_Description of the task_.
Omit any picture, and return the remaining data exactly as written.
--- START OF Recorded data ---
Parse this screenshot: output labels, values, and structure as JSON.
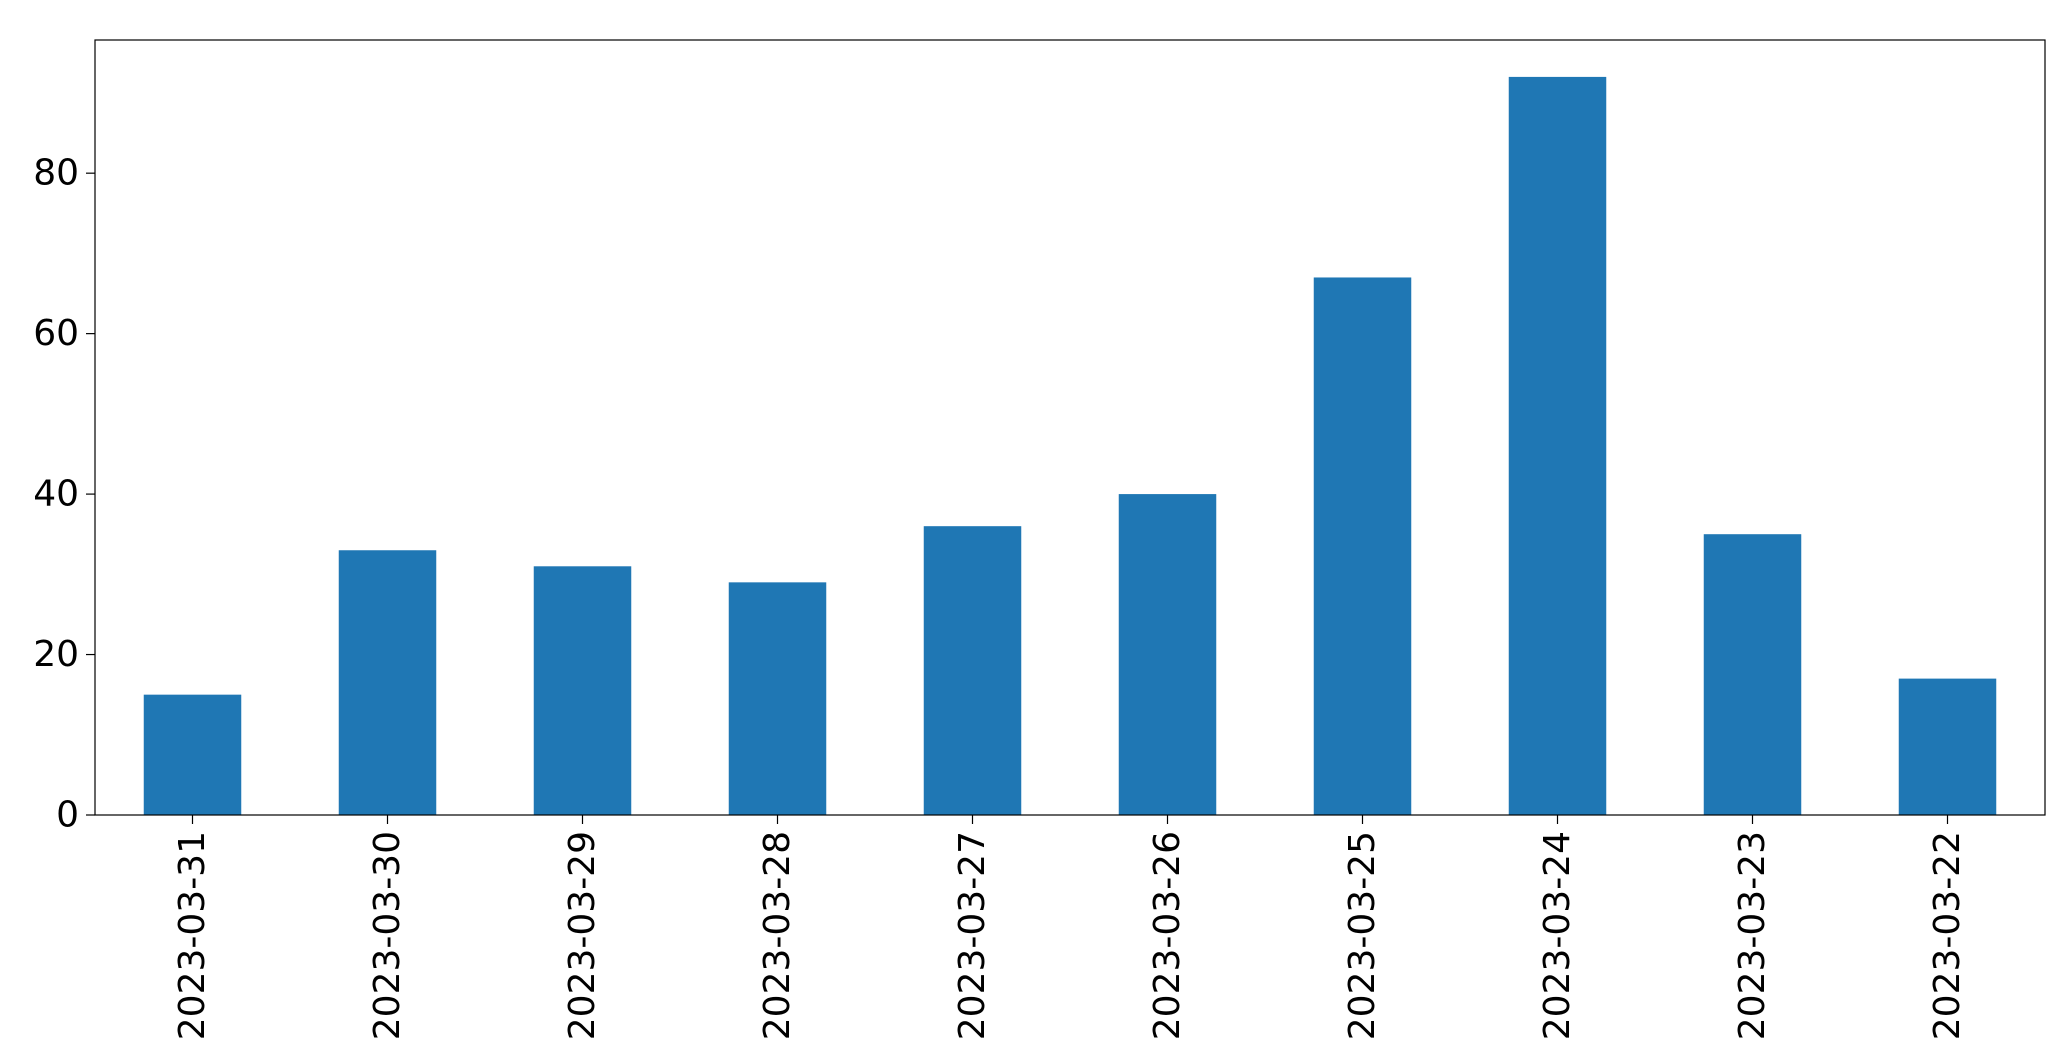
{
  "chart_data": {
    "type": "bar",
    "categories": [
      "2023-03-31",
      "2023-03-30",
      "2023-03-29",
      "2023-03-28",
      "2023-03-27",
      "2023-03-26",
      "2023-03-25",
      "2023-03-24",
      "2023-03-23",
      "2023-03-22"
    ],
    "series": [
      {
        "values": [
          15,
          33,
          31,
          29,
          36,
          40,
          67,
          92,
          35,
          17
        ],
        "color": "#1f77b4"
      }
    ],
    "ylim": [
      0,
      96.6
    ],
    "yticks": [
      0,
      20,
      40,
      60,
      80
    ],
    "xlabel": "",
    "ylabel": "",
    "title": "",
    "grid": false,
    "legend": "none"
  }
}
--- END OF Recorded data ---
_Response for this exercise_.
Parse this screenshot: output labels, values, and structure as JSON.
{
  "chart_data": {
    "type": "bar",
    "categories": [
      "2023-03-31",
      "2023-03-30",
      "2023-03-29",
      "2023-03-28",
      "2023-03-27",
      "2023-03-26",
      "2023-03-25",
      "2023-03-24",
      "2023-03-23",
      "2023-03-22"
    ],
    "series": [
      {
        "values": [
          15,
          33,
          31,
          29,
          36,
          40,
          67,
          92,
          35,
          17
        ],
        "color": "#1f77b4"
      }
    ],
    "ylim": [
      0,
      96.6
    ],
    "yticks": [
      0,
      20,
      40,
      60,
      80
    ],
    "xlabel": "",
    "ylabel": "",
    "title": "",
    "grid": false,
    "legend": "none"
  }
}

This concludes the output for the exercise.